● **TUJUAN**: Ubah baris-baris mulai dari baris yang memuat "quote-block-2 <box>114 767 376 972</box>" hingga baris yang memuat "harbor-photo <box>388 771 688 954</box>", kedua ujungnya termasuk, menjadi tabel Markdown dengan kolom Nomor dan Isi Baris. Lewati baris kosong.

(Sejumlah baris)
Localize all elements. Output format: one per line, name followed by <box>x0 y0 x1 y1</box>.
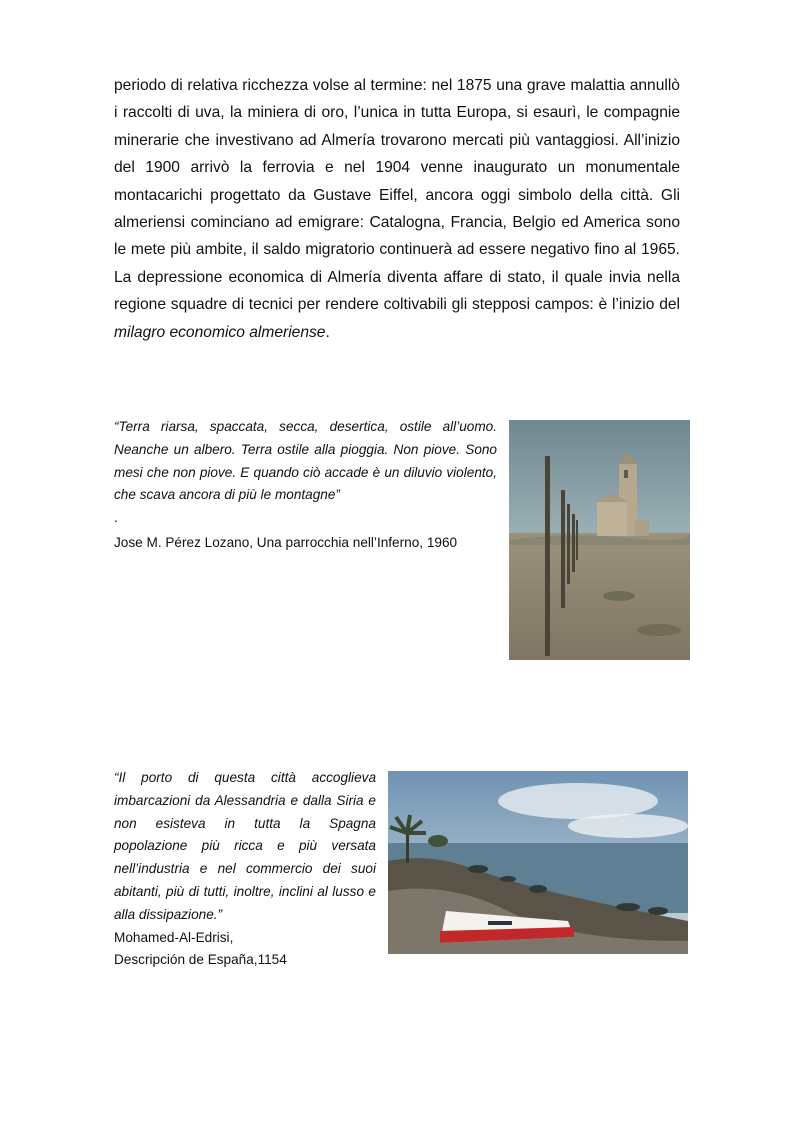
quote-block-2 <box>114 767 376 972</box>
main-paragraph-end: . <box>325 323 330 341</box>
main-paragraph <box>114 72 680 346</box>
quote-2-source: Descripción de España,1154 <box>114 952 287 968</box>
quote-block-1 <box>114 416 497 555</box>
harbor-photo <box>388 771 688 954</box>
main-paragraph-text: periodo di relativa ricchezza volse al termine: nel 1875 una grave malattia annullò i raccolti di uva, la miniera di oro, l’unica in tutta Europa, si esaurì, le compagnie minerarie che investivano ad Almería trovarono mercati più vantaggiosi. All’inizio del 1900 arrivò la ferrovia e nel 1904 venne inaugurato un monumentale montacarichi progettato da Gustave Eiffel, ancora oggi simbolo della città. Gli almeriensi cominciano ad emigrare: Catalogna, Francia, Belgio ed America sono le mete più ambite, il saldo migratorio continuerà ad essere negativo fino al 1965. La depressione economica di Almería diventa affare di stato, il quale invia nella regione squadre di tecnici per rendere coltivabili gli stepposi campos: è l’inizio del <box>114 77 680 314</box>
quote-1-attribution: Jose M. Pérez Lozano, Una parrocchia nell’Inferno, 1960 <box>114 534 458 550</box>
main-paragraph-italic: milagro economico almeriense <box>114 323 326 341</box>
quote-1-dot: . <box>114 510 118 526</box>
quote-1-text: “Terra riarsa, spaccata, secca, desertica, ostile all’uomo. Neanche un albero. Terra ostile alla pioggia. Non piove. Sono mesi che non piove. E quando ciò accade è un diluvio violento, che scava ancora di più le montagne” <box>114 419 497 503</box>
quote-2-text: “Il porto di questa città accoglieva imbarcazioni da Alessandria e dalla Siria e non esisteva in tutta la Spagna popolazione più ricca e più versata nell’industria e nel commercio dei suoi abitanti, più di tutti, inoltre, inclini al lusso e alla dissipazione.” <box>114 770 376 922</box>
quote-2-author: Mohamed-Al-Edrisi, <box>114 929 234 945</box>
church-photo <box>509 420 690 660</box>
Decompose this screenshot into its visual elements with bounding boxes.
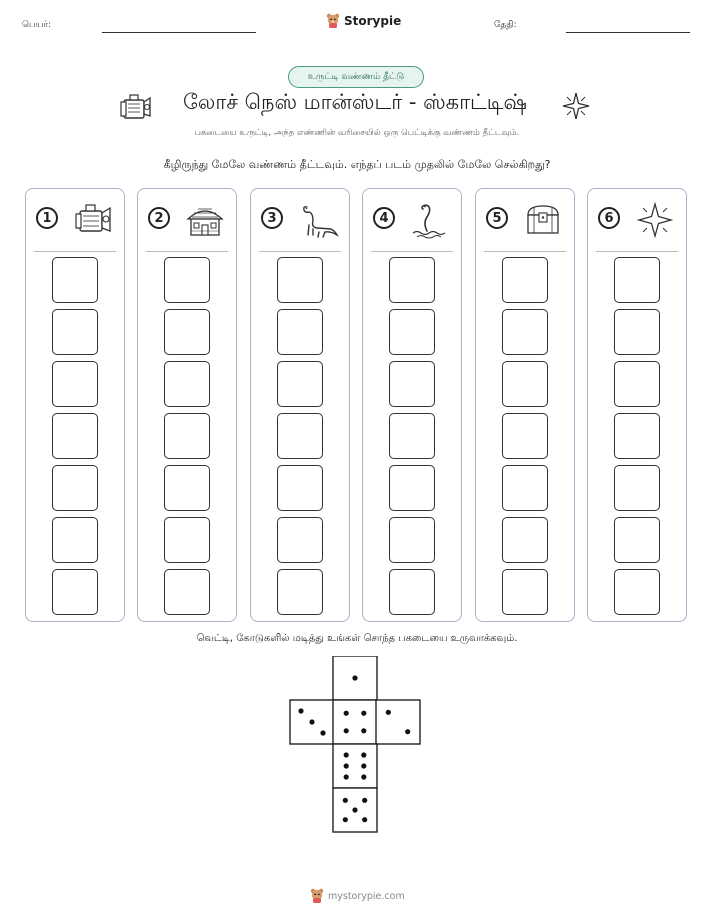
color-box[interactable] bbox=[389, 569, 435, 615]
color-box[interactable] bbox=[277, 465, 323, 511]
die-pip bbox=[405, 729, 410, 734]
column-5 bbox=[475, 188, 575, 622]
bear-icon bbox=[326, 13, 340, 29]
brand-logo bbox=[326, 13, 401, 29]
color-box[interactable] bbox=[389, 309, 435, 355]
color-box[interactable] bbox=[502, 257, 548, 303]
die-face-3 bbox=[290, 700, 334, 744]
name-label: பெயர்: bbox=[22, 20, 52, 30]
color-box[interactable] bbox=[164, 413, 210, 459]
die-pip bbox=[343, 817, 348, 822]
column-2 bbox=[137, 188, 237, 622]
date-label: தேதி: bbox=[494, 20, 517, 30]
color-box[interactable] bbox=[277, 517, 323, 563]
camera-icon bbox=[72, 201, 114, 239]
date-line[interactable] bbox=[566, 32, 690, 33]
die-pip bbox=[344, 728, 349, 733]
color-box[interactable] bbox=[52, 517, 98, 563]
color-box[interactable] bbox=[164, 257, 210, 303]
die-pip bbox=[309, 719, 314, 724]
die-pip bbox=[362, 817, 367, 822]
camera-icon bbox=[120, 92, 152, 122]
color-box[interactable] bbox=[277, 569, 323, 615]
color-box[interactable] bbox=[389, 465, 435, 511]
die-pip bbox=[386, 710, 391, 715]
column-divider bbox=[484, 251, 566, 252]
die-face-6 bbox=[333, 744, 377, 788]
color-box[interactable] bbox=[502, 517, 548, 563]
color-box[interactable] bbox=[277, 413, 323, 459]
treasure-chest-icon bbox=[522, 201, 564, 239]
color-box[interactable] bbox=[614, 569, 660, 615]
die-pip bbox=[320, 730, 325, 735]
color-box[interactable] bbox=[164, 517, 210, 563]
color-box[interactable] bbox=[614, 361, 660, 407]
die-pip bbox=[361, 728, 366, 733]
color-box[interactable] bbox=[52, 361, 98, 407]
name-line[interactable] bbox=[102, 32, 256, 33]
color-box[interactable] bbox=[277, 361, 323, 407]
die-pip bbox=[352, 807, 357, 812]
color-box[interactable] bbox=[277, 309, 323, 355]
die-pip bbox=[352, 675, 357, 680]
column-divider bbox=[146, 251, 228, 252]
brand-name: Storypie bbox=[344, 14, 402, 28]
sea-serpent-icon bbox=[409, 201, 451, 239]
question: கீழிருந்து மேலே வண்ணம் தீட்டவும். எந்தப் படம் முதலில் மேலே செல்கிறது? bbox=[163, 158, 551, 171]
color-box[interactable] bbox=[52, 465, 98, 511]
color-box[interactable] bbox=[164, 361, 210, 407]
column-divider bbox=[259, 251, 341, 252]
color-box[interactable] bbox=[389, 257, 435, 303]
column-divider bbox=[371, 251, 453, 252]
color-box[interactable] bbox=[502, 465, 548, 511]
bear-icon bbox=[310, 888, 324, 904]
color-box[interactable] bbox=[389, 517, 435, 563]
die-pip bbox=[361, 774, 366, 779]
column-number: 6 bbox=[598, 207, 620, 229]
dinosaur-icon bbox=[297, 201, 339, 239]
color-box[interactable] bbox=[614, 309, 660, 355]
die-pip bbox=[298, 708, 303, 713]
color-box[interactable] bbox=[502, 569, 548, 615]
die-pip bbox=[361, 752, 366, 757]
page-title: லோச் நெஸ் மான்ஸ்டர் - ஸ்காட்டிஷ் bbox=[183, 90, 527, 114]
footer bbox=[310, 888, 405, 904]
color-box[interactable] bbox=[614, 517, 660, 563]
activity-badge: உருட்டி வண்ணம் தீட்டு bbox=[288, 66, 424, 88]
die-pip bbox=[361, 711, 366, 716]
column-3 bbox=[250, 188, 350, 622]
column-number: 3 bbox=[261, 207, 283, 229]
column-number: 1 bbox=[36, 207, 58, 229]
color-box[interactable] bbox=[52, 257, 98, 303]
color-box[interactable] bbox=[389, 413, 435, 459]
subtitle: பகடையை உருட்டி, அந்த எண்ணின் வரிசையில் ஒரு பெட்டிக்கு வண்ணம் தீட்டவும். bbox=[194, 128, 520, 138]
column-1 bbox=[25, 188, 125, 622]
column-number: 2 bbox=[148, 207, 170, 229]
color-box[interactable] bbox=[277, 257, 323, 303]
die-pip bbox=[344, 711, 349, 716]
column-number: 5 bbox=[486, 207, 508, 229]
die-face-4 bbox=[333, 700, 377, 744]
color-box[interactable] bbox=[502, 413, 548, 459]
color-box[interactable] bbox=[164, 569, 210, 615]
color-box[interactable] bbox=[164, 465, 210, 511]
color-box[interactable] bbox=[52, 569, 98, 615]
die-face-1 bbox=[333, 656, 377, 700]
column-4 bbox=[362, 188, 462, 622]
sparkle-icon bbox=[562, 92, 590, 120]
color-box[interactable] bbox=[389, 361, 435, 407]
color-box[interactable] bbox=[164, 309, 210, 355]
die-face-5 bbox=[333, 788, 377, 832]
footer-url: mystorypie.com bbox=[328, 890, 405, 902]
sparkle-icon bbox=[634, 201, 676, 239]
color-box[interactable] bbox=[502, 309, 548, 355]
color-box[interactable] bbox=[614, 413, 660, 459]
color-box[interactable] bbox=[52, 413, 98, 459]
die-pip bbox=[344, 774, 349, 779]
die-pip bbox=[362, 798, 367, 803]
color-box[interactable] bbox=[614, 257, 660, 303]
die-pip bbox=[344, 752, 349, 757]
instruction: வெட்டி, கோடுகளில் மடித்து உங்கள் சொந்த பகடையை உருவாக்கவும். bbox=[196, 633, 518, 644]
column-divider bbox=[596, 251, 678, 252]
column-divider bbox=[34, 251, 116, 252]
die-pip bbox=[344, 763, 349, 768]
column-number: 4 bbox=[373, 207, 395, 229]
die-pip bbox=[343, 798, 348, 803]
color-box[interactable] bbox=[52, 309, 98, 355]
column-6 bbox=[587, 188, 687, 622]
die-pip bbox=[361, 763, 366, 768]
die-face-2 bbox=[376, 700, 420, 744]
die-net bbox=[288, 656, 428, 838]
cottage-icon bbox=[184, 201, 226, 239]
color-box[interactable] bbox=[502, 361, 548, 407]
color-box[interactable] bbox=[614, 465, 660, 511]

● **PENYELESAIAN MASALAH**:
| Nomor | Isi Baris |
|---|---|
| 1 | quote-block-2 <box>114 767 376 972</box> |
| 2 | main-paragraph-end: . <box>325 323 330 341</box> |
| 3 | main-paragraph <box>114 72 680 346</box> |
| 4 | quote-2-source: Descripción de España,1154 <box>114 952 287 968</box> |
| 5 | quote-block-1 <box>114 416 497 555</box> |
| 6 | harbor-photo <box>388 771 688 954</box> |